Lines of data

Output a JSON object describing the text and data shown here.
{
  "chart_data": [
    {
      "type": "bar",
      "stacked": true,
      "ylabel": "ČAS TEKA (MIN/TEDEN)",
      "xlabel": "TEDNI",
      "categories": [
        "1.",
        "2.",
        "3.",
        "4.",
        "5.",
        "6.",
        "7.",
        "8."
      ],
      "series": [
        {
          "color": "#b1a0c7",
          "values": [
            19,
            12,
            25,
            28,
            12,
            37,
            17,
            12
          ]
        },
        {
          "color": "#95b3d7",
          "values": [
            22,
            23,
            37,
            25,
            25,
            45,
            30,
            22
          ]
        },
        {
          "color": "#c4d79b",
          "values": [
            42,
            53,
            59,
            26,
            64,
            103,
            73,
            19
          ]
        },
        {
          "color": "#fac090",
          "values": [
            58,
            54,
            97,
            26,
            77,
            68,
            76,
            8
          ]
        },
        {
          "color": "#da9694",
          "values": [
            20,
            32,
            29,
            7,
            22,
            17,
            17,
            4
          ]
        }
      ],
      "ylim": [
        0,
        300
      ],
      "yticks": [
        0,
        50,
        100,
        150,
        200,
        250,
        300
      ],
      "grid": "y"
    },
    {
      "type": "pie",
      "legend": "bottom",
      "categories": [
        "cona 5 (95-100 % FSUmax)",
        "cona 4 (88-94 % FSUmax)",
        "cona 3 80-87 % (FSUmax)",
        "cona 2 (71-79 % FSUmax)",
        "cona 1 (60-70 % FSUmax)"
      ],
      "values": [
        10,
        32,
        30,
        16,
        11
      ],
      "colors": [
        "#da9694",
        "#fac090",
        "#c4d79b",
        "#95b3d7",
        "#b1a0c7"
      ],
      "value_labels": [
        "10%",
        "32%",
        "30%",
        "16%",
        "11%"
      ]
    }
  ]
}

- [REQUIREMENT]: Give all the entries again exactly; leave none out.

- [TASK OUTPUT]:
Output a JSON object describing the text and data shown here.
{
  "chart_data": [
    {
      "type": "bar",
      "stacked": true,
      "ylabel": "ČAS TEKA (MIN/TEDEN)",
      "xlabel": "TEDNI",
      "categories": [
        "1.",
        "2.",
        "3.",
        "4.",
        "5.",
        "6.",
        "7.",
        "8."
      ],
      "series": [
        {
          "color": "#b1a0c7",
          "values": [
            19,
            12,
            25,
            28,
            12,
            37,
            17,
            12
          ]
        },
        {
          "color": "#95b3d7",
          "values": [
            22,
            23,
            37,
            25,
            25,
            45,
            30,
            22
          ]
        },
        {
          "color": "#c4d79b",
          "values": [
            42,
            53,
            59,
            26,
            64,
            103,
            73,
            19
          ]
        },
        {
          "color": "#fac090",
          "values": [
            58,
            54,
            97,
            26,
            77,
            68,
            76,
            8
          ]
        },
        {
          "color": "#da9694",
          "values": [
            20,
            32,
            29,
            7,
            22,
            17,
            17,
            4
          ]
        }
      ],
      "ylim": [
        0,
        300
      ],
      "yticks": [
        0,
        50,
        100,
        150,
        200,
        250,
        300
      ],
      "grid": "y"
    },
    {
      "type": "pie",
      "legend": "bottom",
      "categories": [
        "cona 5 (95-100 % FSUmax)",
        "cona 4 (88-94 % FSUmax)",
        "cona 3 80-87 % (FSUmax)",
        "cona 2 (71-79 % FSUmax)",
        "cona 1 (60-70 % FSUmax)"
      ],
      "values": [
        10,
        32,
        30,
        16,
        11
      ],
      "colors": [
        "#da9694",
        "#fac090",
        "#c4d79b",
        "#95b3d7",
        "#b1a0c7"
      ],
      "value_labels": [
        "10%",
        "32%",
        "30%",
        "16%",
        "11%"
      ]
    }
  ]
}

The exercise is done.